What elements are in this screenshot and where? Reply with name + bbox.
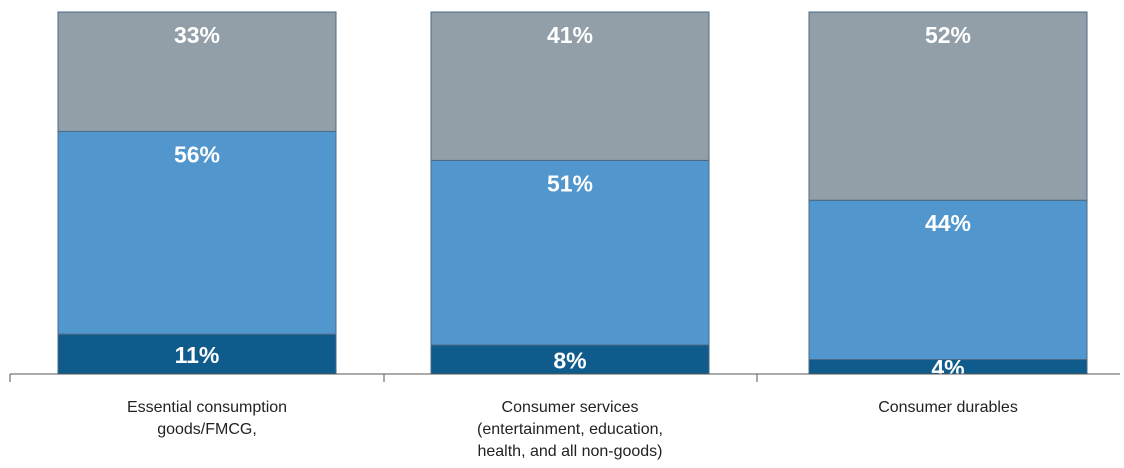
data-label: 44%: [925, 210, 971, 236]
bar-segment: [808, 199, 1088, 361]
category-label: Consumer services (entertainment, educati…: [477, 399, 663, 460]
data-label: 51%: [547, 170, 593, 196]
bar-segment: [57, 333, 337, 375]
bar-segment: [430, 11, 710, 161]
category-labels: Essential consumption goods/FMCG, Consumer…: [127, 399, 1018, 460]
bar-segment: [808, 11, 1088, 201]
x-axis: [9, 373, 1120, 382]
data-label: 56%: [174, 141, 220, 167]
data-label: 33%: [174, 22, 220, 48]
bar-segment: [430, 344, 710, 375]
data-label: 8%: [553, 348, 586, 374]
bar-segment: [57, 11, 337, 132]
data-label: 52%: [925, 22, 971, 48]
bar-segment: [57, 130, 337, 335]
data-label: 11%: [175, 342, 220, 368]
data-label: 41%: [547, 22, 593, 48]
category-label: Consumer durables: [878, 399, 1018, 416]
category-label: Essential consumption goods/FMCG,: [127, 399, 287, 438]
bars-group: 11%56%33%8%51%41%4%44%52%: [57, 11, 1088, 381]
bar-segment: [430, 159, 710, 346]
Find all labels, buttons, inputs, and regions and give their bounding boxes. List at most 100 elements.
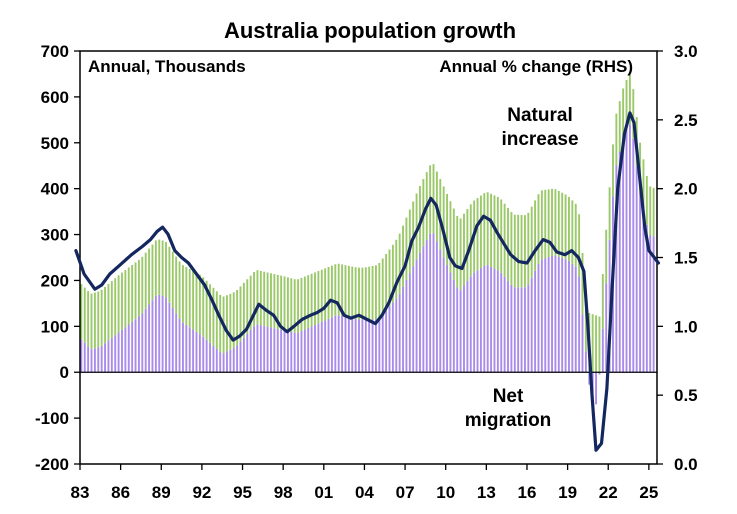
net-migration-bar xyxy=(618,151,621,373)
natural-increase-bar xyxy=(242,282,245,338)
right-tick-label: 2.5 xyxy=(674,111,698,130)
net-migration-bar xyxy=(107,340,110,373)
left-axis: 700 600 500 400 300 200 100 0 -100 -200 xyxy=(35,42,80,474)
net-migration-bar xyxy=(608,239,611,373)
net-migration-bar xyxy=(527,284,530,373)
natural-increase-bar xyxy=(449,201,452,273)
net-migration-bar xyxy=(209,342,211,373)
net-migration-bar xyxy=(205,339,208,373)
natural-increase-bar xyxy=(236,290,239,346)
natural-increase-bar xyxy=(117,275,120,333)
net-migration-bar xyxy=(87,346,90,373)
net-migration-bar xyxy=(544,258,547,373)
natural-increase-bar xyxy=(503,203,506,277)
natural-increase-bar xyxy=(432,164,435,234)
net-migration-bar xyxy=(253,326,255,373)
natural-increase-bar xyxy=(300,277,303,332)
natural-increase-bar xyxy=(114,278,117,336)
natural-increase-bar xyxy=(202,277,205,337)
net-migration-bar xyxy=(649,235,652,373)
net-migration-bar xyxy=(114,335,117,373)
net-migration-bar xyxy=(412,266,415,373)
net-migration-bar xyxy=(378,317,381,373)
natural-increase-bar xyxy=(351,266,354,319)
natural-increase-bar xyxy=(337,263,340,316)
net-migration-bar xyxy=(439,249,442,373)
net-migration-bar xyxy=(442,257,445,373)
net-migration-bar xyxy=(381,314,384,373)
natural-increase-bar xyxy=(368,266,371,320)
net-migration-bar xyxy=(314,324,316,373)
net-migration-bar xyxy=(500,272,503,373)
net-migration-bar xyxy=(215,348,218,373)
net-migration-bar xyxy=(469,276,472,373)
natural-increase-bar xyxy=(544,189,547,259)
natural-increase-bar xyxy=(215,291,218,349)
natural-increase-bar xyxy=(395,239,398,299)
net-migration-bar xyxy=(307,328,310,373)
natural-increase-bar xyxy=(513,214,516,288)
net-migration-label-line2: migration xyxy=(465,410,552,431)
natural-increase-bar xyxy=(192,270,195,330)
net-migration-bar xyxy=(446,265,449,373)
x-tick-label: 92 xyxy=(192,483,211,502)
net-migration-bar xyxy=(554,255,557,373)
left-tick-label: -100 xyxy=(35,409,69,428)
natural-increase-bar xyxy=(530,206,533,278)
net-migration-bar xyxy=(547,257,550,373)
net-migration-bar xyxy=(571,263,574,373)
natural-increase-bar xyxy=(232,292,235,349)
net-migration-bar xyxy=(601,328,604,373)
natural-increase-bar xyxy=(364,267,367,320)
natural-increase-bar xyxy=(374,265,377,320)
natural-increase-bar xyxy=(608,187,611,240)
natural-increase-bar xyxy=(307,275,310,329)
net-migration-bar xyxy=(530,277,533,373)
natural-increase-bar xyxy=(178,261,181,319)
natural-increase-bar xyxy=(320,269,323,322)
net-migration-bar xyxy=(598,372,601,375)
natural-increase-bar xyxy=(358,267,360,320)
net-migration-bar xyxy=(354,318,357,373)
natural-increase-bar xyxy=(148,248,151,305)
net-migration-bar xyxy=(124,327,127,373)
natural-increase-bar xyxy=(554,189,557,256)
natural-increase-bar xyxy=(479,195,482,269)
right-tick-label: 3.0 xyxy=(674,42,698,61)
net-migration-bar xyxy=(622,138,625,373)
natural-increase-bar xyxy=(557,190,560,257)
net-migration-bar xyxy=(192,329,195,373)
net-migration-bar xyxy=(415,259,418,373)
net-migration-bar xyxy=(551,255,553,373)
natural-increase-bar xyxy=(415,193,418,260)
natural-increase-bar xyxy=(175,256,178,314)
net-migration-bar xyxy=(490,266,493,373)
right-tick-label: 1.0 xyxy=(674,317,698,336)
net-migration-bar xyxy=(466,280,469,373)
natural-increase-label-line1: Natural xyxy=(507,105,572,126)
net-migration-bar xyxy=(259,325,262,373)
net-migration-bar xyxy=(165,297,167,373)
net-migration-bar xyxy=(185,324,188,373)
natural-increase-bar xyxy=(276,274,279,329)
natural-increase-bar xyxy=(618,101,621,152)
natural-increase-bar xyxy=(652,187,655,237)
natural-increase-bar xyxy=(388,249,391,307)
left-tick-label: 600 xyxy=(41,88,69,107)
net-migration-bar xyxy=(158,294,161,373)
natural-increase-bar xyxy=(303,276,306,330)
net-migration-bar xyxy=(510,284,513,373)
net-migration-bar xyxy=(236,345,239,373)
natural-increase-bar xyxy=(154,240,157,296)
natural-increase-bar xyxy=(645,175,648,225)
natural-increase-bar xyxy=(510,212,513,285)
natural-increase-bar xyxy=(181,265,184,323)
natural-increase-bar xyxy=(500,199,503,273)
net-migration-bar xyxy=(127,324,130,373)
natural-increase-bar xyxy=(598,316,601,373)
natural-increase-label-line2: increase xyxy=(501,129,578,150)
x-tick-label: 13 xyxy=(477,483,496,502)
natural-increase-bar xyxy=(527,212,530,285)
natural-increase-bar xyxy=(168,246,171,303)
net-migration-bar xyxy=(503,276,506,373)
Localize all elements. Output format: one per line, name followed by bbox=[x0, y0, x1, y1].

**********

• **SET PROBLEM**
Return every line of the material above that contains the string "axis".

• **SOLUTION FOR THIS EXERCISE**
x-axis: [9, 373, 1120, 382]
left-axis: 700 600 500 400 300 200 100 0 -100 -200 xyxy=(35,42,80,474)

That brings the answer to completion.